What is needed: Where a line holds the word "típusok", copy that line.

Supplied material:
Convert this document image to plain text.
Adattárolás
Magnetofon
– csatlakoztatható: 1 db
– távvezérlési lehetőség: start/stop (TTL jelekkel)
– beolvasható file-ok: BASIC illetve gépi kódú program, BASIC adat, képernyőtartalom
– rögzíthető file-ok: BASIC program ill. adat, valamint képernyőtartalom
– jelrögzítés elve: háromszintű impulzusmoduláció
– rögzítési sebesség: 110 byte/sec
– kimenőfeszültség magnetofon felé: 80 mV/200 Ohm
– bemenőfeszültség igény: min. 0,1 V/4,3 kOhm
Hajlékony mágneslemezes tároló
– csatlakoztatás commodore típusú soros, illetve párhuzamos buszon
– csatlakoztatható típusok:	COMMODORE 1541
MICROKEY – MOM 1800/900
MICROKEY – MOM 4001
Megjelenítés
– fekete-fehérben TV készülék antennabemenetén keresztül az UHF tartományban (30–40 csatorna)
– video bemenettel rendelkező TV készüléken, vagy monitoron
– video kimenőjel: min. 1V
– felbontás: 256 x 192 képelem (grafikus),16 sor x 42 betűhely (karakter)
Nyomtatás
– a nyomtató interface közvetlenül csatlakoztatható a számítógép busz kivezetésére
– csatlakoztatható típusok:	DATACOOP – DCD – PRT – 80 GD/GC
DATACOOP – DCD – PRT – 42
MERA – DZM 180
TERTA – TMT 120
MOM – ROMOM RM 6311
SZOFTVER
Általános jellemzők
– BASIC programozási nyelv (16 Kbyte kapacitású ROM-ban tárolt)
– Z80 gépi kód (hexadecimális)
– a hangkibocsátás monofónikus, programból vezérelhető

Result:
– csatlakoztatható típusok:	COMMODORE 1541
– csatlakoztatható típusok:	DATACOOP – DCD – PRT – 80 GD/GC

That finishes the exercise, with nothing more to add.